§ **What you will do**: Decide whether each statement agrees with the post on narcissists below, answering yes or no and quoting the deciding words of the post. (a) On his second visit to the room, about six other people are there. (b) On his first visit, he praises the woman. (c) The writer says the scenario is widely disputed.

§ **Passage to read**:
· · ·
Monday, February 18, 2008

Are Narcissists Unable to Control Themselves?

If you know a malignant narcissist, you already know the answer to that question. Here's an example that fits their MO.

Narcissist walks into a room. There is a young, unmarried female colleague or his wife. He takes a quick glance around and sees that no one else is there. Then he abuses the woman, cruelly mocking her in some shocking way.

Several hours later, he enters the same room. There she is again. But this time a half-dozen other people are present as well. He goes up to her and accosts her in the friendliest tone, complimenting her on something and just really gobbing the make-up on his image.

There. That's dispensing with the gobbledygook of fuzzy abstractions and stating the proposition in concrete terms that even a professor of psychology can understand. The scenario I described above is the MO of the narcissist. It is common knowledge, and no one denies it.

Now, ask that question again: Are those poor, poor narcissists unable to control themselves?
· · ·
§ **Data block**:
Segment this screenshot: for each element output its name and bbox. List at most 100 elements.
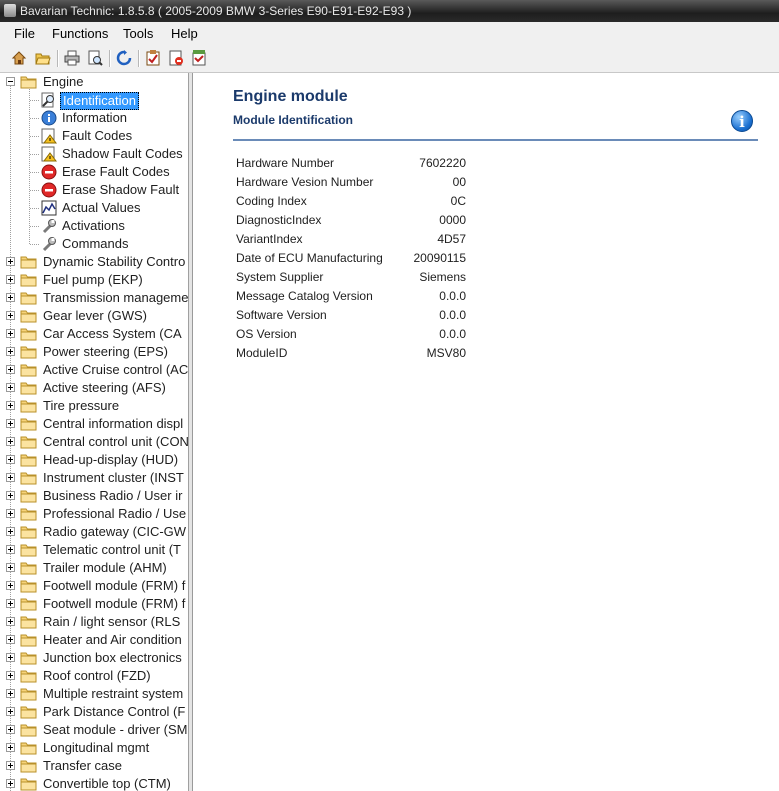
· · ·
§ **Task solution**:
(a) Yes: "But this time a half-dozen other people are present as well."
(b) No: "Then he abuses the woman, cruelly mocking her in some shocking way."
(c) No: "It is common knowledge, and no one denies it."